Set down the whole listing verbatim.

Saved data entries:
§ §
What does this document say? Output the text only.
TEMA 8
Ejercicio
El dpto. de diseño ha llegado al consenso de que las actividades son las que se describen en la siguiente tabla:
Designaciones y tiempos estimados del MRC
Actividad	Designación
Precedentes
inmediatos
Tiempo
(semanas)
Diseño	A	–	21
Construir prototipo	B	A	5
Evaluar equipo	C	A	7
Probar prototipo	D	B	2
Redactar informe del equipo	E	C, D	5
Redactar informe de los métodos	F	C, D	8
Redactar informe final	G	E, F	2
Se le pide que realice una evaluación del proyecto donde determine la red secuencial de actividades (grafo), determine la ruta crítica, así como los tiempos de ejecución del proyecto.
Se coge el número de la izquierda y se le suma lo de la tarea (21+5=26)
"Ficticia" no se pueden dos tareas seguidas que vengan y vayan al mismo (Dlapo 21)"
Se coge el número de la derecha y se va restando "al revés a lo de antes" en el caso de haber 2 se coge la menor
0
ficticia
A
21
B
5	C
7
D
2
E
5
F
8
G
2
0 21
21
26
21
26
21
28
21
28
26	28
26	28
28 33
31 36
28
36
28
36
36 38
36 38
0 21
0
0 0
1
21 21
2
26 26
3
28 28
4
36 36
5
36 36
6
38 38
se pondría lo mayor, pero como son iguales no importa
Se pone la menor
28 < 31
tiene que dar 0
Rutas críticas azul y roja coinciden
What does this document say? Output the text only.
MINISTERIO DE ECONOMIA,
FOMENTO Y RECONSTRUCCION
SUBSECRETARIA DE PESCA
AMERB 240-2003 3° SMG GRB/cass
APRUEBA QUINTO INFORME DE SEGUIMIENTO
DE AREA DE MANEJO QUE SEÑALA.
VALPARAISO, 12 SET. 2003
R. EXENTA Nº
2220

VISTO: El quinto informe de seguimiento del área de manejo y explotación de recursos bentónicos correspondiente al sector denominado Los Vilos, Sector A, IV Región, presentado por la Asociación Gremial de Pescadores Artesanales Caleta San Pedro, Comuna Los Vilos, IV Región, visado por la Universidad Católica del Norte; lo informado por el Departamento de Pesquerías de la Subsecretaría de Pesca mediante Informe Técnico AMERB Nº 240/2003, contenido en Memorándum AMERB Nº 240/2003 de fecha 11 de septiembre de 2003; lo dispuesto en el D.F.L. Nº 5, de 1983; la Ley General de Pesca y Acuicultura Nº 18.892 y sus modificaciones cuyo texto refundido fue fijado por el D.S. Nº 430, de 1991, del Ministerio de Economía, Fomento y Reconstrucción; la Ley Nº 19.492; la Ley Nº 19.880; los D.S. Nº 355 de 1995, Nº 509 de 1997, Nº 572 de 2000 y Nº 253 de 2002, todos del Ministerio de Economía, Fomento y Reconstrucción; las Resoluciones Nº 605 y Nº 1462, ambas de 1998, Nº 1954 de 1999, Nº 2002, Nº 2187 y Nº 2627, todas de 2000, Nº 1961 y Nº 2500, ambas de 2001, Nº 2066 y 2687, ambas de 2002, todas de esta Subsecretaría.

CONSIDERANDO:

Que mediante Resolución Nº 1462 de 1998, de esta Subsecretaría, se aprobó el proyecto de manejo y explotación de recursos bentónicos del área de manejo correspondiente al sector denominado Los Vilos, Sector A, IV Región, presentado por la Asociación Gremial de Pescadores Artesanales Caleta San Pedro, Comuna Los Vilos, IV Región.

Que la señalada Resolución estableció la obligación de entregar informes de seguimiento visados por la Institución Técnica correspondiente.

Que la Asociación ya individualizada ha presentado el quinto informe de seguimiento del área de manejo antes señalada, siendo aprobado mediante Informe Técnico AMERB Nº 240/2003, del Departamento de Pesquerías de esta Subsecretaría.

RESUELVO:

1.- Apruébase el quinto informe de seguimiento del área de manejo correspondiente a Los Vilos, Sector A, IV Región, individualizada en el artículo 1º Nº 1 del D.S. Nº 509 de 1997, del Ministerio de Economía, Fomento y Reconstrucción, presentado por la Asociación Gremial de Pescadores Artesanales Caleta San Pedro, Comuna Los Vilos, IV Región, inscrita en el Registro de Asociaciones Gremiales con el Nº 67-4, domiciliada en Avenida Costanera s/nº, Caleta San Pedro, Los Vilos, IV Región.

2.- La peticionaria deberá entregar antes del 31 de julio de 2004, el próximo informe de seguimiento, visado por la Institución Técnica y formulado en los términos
§ §
Written answer:
What does this document say? Output the text only.
TEMA 8
Ejercicio
El dpto. de diseño ha llegado al consenso de que las actividades son las que se describen en la siguiente tabla:
Designaciones y tiempos estimados del MRC
Actividad	Designación
Precedentes
inmediatos
Tiempo
(semanas)
Diseño	A	–	21
Construir prototipo	B	A	5
Evaluar equipo	C	A	7
Probar prototipo	D	B	2
Redactar informe del equipo	E	C, D	5
Redactar informe de los métodos	F	C, D	8
Redactar informe final	G	E, F	2
Se le pide que realice una evaluación del proyecto donde determine la red secuencial de actividades (grafo), determine la ruta crítica, así como los tiempos de ejecución del proyecto.
Se coge el número de la izquierda y se le suma lo de la tarea (21+5=26)
"Ficticia" no se pueden dos tareas seguidas que vengan y vayan al mismo (Dlapo 21)"
Se coge el número de la derecha y se va restando "al revés a lo de antes" en el caso de haber 2 se coge la menor
0
ficticia
A
21
B
5	C
7
D
2
E
5
F
8
G
2
0 21
21
26
21
26
21
28
21
28
26	28
26	28
28 33
31 36
28
36
28
36
36 38
36 38
0 21
0
0 0
1
21 21
2
26 26
3
28 28
4
36 36
5
36 36
6
38 38
se pondría lo mayor, pero como son iguales no importa
Se pone la menor
28 < 31
tiene que dar 0
Rutas críticas azul y roja coinciden
What does this document say? Output the text only.
MINISTERIO DE ECONOMIA,
FOMENTO Y RECONSTRUCCION
SUBSECRETARIA DE PESCA
AMERB 240-2003 3° SMG GRB/cass
APRUEBA QUINTO INFORME DE SEGUIMIENTO
DE AREA DE MANEJO QUE SEÑALA.
VALPARAISO, 12 SET. 2003
R. EXENTA Nº
2220

VISTO: El quinto informe de seguimiento del área de manejo y explotación de recursos bentónicos correspondiente al sector denominado Los Vilos, Sector A, IV Región, presentado por la Asociación Gremial de Pescadores Artesanales Caleta San Pedro, Comuna Los Vilos, IV Región, visado por la Universidad Católica del Norte; lo informado por el Departamento de Pesquerías de la Subsecretaría de Pesca mediante Informe Técnico AMERB Nº 240/2003, contenido en Memorándum AMERB Nº 240/2003 de fecha 11 de septiembre de 2003; lo dispuesto en el D.F.L. Nº 5, de 1983; la Ley General de Pesca y Acuicultura Nº 18.892 y sus modificaciones cuyo texto refundido fue fijado por el D.S. Nº 430, de 1991, del Ministerio de Economía, Fomento y Reconstrucción; la Ley Nº 19.492; la Ley Nº 19.880; los D.S. Nº 355 de 1995, Nº 509 de 1997, Nº 572 de 2000 y Nº 253 de 2002, todos del Ministerio de Economía, Fomento y Reconstrucción; las Resoluciones Nº 605 y Nº 1462, ambas de 1998, Nº 1954 de 1999, Nº 2002, Nº 2187 y Nº 2627, todas de 2000, Nº 1961 y Nº 2500, ambas de 2001, Nº 2066 y 2687, ambas de 2002, todas de esta Subsecretaría.

CONSIDERANDO:

Que mediante Resolución Nº 1462 de 1998, de esta Subsecretaría, se aprobó el proyecto de manejo y explotación de recursos bentónicos del área de manejo correspondiente al sector denominado Los Vilos, Sector A, IV Región, presentado por la Asociación Gremial de Pescadores Artesanales Caleta San Pedro, Comuna Los Vilos, IV Región.

Que la señalada Resolución estableció la obligación de entregar informes de seguimiento visados por la Institución Técnica correspondiente.

Que la Asociación ya individualizada ha presentado el quinto informe de seguimiento del área de manejo antes señalada, siendo aprobado mediante Informe Técnico AMERB Nº 240/2003, del Departamento de Pesquerías de esta Subsecretaría.

RESUELVO:

1.- Apruébase el quinto informe de seguimiento del área de manejo correspondiente a Los Vilos, Sector A, IV Región, individualizada en el artículo 1º Nº 1 del D.S. Nº 509 de 1997, del Ministerio de Economía, Fomento y Reconstrucción, presentado por la Asociación Gremial de Pescadores Artesanales Caleta San Pedro, Comuna Los Vilos, IV Región, inscrita en el Registro de Asociaciones Gremiales con el Nº 67-4, domiciliada en Avenida Costanera s/nº, Caleta San Pedro, Los Vilos, IV Región.

2.- La peticionaria deberá entregar antes del 31 de julio de 2004, el próximo informe de seguimiento, visado por la Institución Técnica y formulado en los términos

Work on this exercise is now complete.